■ What you should do ■
Search the data below for the word "name" and copy each line that holds it.

--- begin Dataset content ---

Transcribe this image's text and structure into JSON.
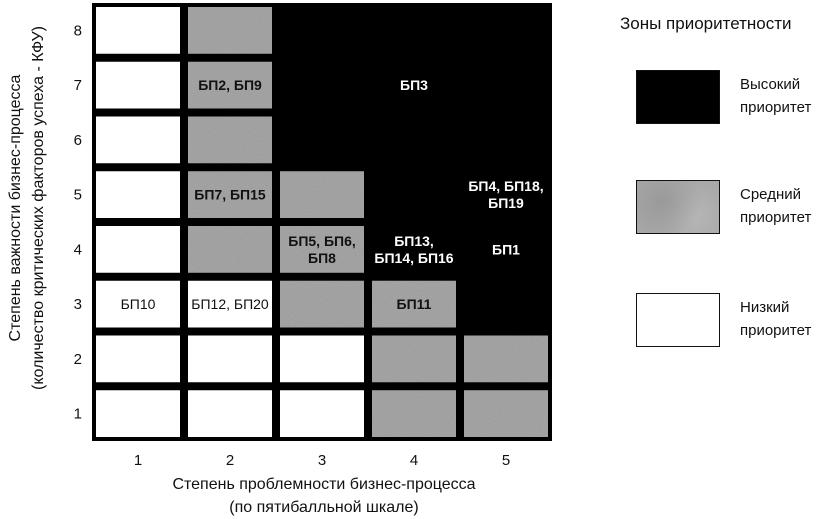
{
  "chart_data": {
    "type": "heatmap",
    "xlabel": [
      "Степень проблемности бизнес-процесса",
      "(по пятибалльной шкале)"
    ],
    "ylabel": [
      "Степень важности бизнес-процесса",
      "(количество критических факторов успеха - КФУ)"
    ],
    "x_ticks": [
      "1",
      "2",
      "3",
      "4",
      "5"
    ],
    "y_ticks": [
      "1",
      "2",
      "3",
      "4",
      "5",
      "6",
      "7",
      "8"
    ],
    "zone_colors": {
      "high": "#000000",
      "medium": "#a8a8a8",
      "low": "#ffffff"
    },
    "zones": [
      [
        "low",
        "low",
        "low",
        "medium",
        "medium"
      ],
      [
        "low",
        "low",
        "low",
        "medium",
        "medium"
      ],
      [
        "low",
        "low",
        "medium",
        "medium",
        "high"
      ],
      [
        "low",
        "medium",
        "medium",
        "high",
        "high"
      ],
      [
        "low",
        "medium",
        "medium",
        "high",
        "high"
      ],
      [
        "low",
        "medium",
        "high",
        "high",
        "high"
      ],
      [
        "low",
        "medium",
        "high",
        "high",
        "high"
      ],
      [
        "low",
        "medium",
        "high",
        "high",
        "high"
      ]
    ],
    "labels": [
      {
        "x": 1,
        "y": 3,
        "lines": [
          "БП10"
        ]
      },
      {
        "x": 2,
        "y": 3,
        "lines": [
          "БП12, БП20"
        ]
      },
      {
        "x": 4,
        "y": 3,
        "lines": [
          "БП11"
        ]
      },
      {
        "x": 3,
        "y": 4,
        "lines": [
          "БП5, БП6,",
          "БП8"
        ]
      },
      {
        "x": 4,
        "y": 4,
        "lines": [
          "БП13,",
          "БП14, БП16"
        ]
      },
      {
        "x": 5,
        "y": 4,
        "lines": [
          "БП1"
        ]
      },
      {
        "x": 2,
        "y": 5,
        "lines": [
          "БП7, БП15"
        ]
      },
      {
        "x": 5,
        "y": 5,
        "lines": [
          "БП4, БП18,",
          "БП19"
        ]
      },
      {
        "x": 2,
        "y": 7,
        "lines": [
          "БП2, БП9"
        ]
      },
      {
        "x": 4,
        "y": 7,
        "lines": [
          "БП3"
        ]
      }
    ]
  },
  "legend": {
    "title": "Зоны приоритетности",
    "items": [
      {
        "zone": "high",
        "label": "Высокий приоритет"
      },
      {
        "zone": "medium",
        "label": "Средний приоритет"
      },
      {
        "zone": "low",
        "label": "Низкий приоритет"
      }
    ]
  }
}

--- end Dataset content ---
--- begin Dataset content ---

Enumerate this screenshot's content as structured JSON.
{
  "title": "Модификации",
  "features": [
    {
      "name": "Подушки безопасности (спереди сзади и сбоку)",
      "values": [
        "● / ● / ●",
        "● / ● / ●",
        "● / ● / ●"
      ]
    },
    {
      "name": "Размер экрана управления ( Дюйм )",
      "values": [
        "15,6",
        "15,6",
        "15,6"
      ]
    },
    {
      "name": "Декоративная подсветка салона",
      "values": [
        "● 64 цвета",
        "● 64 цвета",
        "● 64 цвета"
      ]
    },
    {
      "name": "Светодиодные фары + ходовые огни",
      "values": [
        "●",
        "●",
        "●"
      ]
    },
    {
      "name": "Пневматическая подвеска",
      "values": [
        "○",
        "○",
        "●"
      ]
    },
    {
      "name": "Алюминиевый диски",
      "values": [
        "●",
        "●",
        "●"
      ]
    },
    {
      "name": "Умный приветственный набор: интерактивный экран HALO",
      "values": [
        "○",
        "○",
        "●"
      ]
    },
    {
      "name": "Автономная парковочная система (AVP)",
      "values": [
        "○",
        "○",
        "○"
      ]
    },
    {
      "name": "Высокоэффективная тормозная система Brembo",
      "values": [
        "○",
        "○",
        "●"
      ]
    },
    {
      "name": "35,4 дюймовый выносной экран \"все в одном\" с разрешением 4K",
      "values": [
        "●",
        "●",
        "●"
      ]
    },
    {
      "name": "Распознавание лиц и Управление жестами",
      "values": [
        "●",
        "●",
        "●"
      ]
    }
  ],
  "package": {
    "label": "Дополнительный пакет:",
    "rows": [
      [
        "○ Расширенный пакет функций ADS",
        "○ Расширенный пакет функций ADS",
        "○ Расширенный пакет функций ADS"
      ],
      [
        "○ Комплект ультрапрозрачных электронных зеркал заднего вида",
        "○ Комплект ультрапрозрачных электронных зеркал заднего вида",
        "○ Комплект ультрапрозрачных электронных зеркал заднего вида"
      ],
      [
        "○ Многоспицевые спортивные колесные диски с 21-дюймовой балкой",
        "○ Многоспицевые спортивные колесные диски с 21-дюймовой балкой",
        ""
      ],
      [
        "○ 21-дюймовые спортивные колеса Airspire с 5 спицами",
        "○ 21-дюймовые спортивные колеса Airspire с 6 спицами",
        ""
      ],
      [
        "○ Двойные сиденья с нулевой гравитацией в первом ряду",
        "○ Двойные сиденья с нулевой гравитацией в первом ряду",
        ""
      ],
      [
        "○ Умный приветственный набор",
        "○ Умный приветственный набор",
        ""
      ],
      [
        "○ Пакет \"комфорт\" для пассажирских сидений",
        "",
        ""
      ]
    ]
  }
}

--- end Dataset content ---

■ Final result ■
      "name": "Подушки безопасности (спереди сзади и сбоку)",
      "name": "Размер экрана управления ( Дюйм )",
      "name": "Декоративная подсветка салона",
      "name": "Светодиодные фары + ходовые огни",
      "name": "Пневматическая подвеска",
      "name": "Алюминиевый диски",
      "name": "Умный приветственный набор: интерактивный экран HALO",
      "name": "Автономная парковочная система (AVP)",
      "name": "Высокоэффективная тормозная система Brembo",
      "name": "35,4 дюймовый выносной экран \"все в одном\" с разрешением 4K",
      "name": "Распознавание лиц и Управление жестами",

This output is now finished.